**EXERCISE TASK**
The records below hold pictures; please leave those out and retype the rest exactly.

(Dataset entries on figures)
- - -

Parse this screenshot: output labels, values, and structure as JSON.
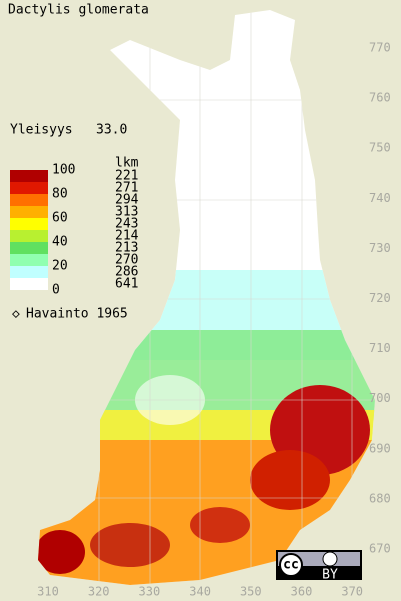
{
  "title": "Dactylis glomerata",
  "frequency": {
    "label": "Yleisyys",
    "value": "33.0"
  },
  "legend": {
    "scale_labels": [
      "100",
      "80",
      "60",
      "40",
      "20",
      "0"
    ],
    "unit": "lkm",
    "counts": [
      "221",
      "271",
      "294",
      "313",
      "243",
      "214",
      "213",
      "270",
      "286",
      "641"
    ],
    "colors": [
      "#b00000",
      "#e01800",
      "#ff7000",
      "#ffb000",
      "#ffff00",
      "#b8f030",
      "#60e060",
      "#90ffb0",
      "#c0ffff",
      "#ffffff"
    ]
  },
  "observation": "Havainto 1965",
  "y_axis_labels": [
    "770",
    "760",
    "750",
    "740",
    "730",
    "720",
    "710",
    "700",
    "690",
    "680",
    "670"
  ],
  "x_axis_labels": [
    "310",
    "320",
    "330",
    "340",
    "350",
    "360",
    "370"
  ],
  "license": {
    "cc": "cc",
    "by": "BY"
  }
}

- - -

**COMPLETED TASK**
Parse this screenshot: output labels, values, and structure as JSON.
{
  "title": "Dactylis glomerata",
  "frequency": {
    "label": "Yleisyys",
    "value": "33.0"
  },
  "legend": {
    "scale_labels": [
      "100",
      "80",
      "60",
      "40",
      "20",
      "0"
    ],
    "unit": "lkm",
    "counts": [
      "221",
      "271",
      "294",
      "313",
      "243",
      "214",
      "213",
      "270",
      "286",
      "641"
    ],
    "colors": [
      "#b00000",
      "#e01800",
      "#ff7000",
      "#ffb000",
      "#ffff00",
      "#b8f030",
      "#60e060",
      "#90ffb0",
      "#c0ffff",
      "#ffffff"
    ]
  },
  "observation": "Havainto 1965",
  "y_axis_labels": [
    "770",
    "760",
    "750",
    "740",
    "730",
    "720",
    "710",
    "700",
    "690",
    "680",
    "670"
  ],
  "x_axis_labels": [
    "310",
    "320",
    "330",
    "340",
    "350",
    "360",
    "370"
  ],
  "license": {
    "cc": "cc",
    "by": "BY"
  }
}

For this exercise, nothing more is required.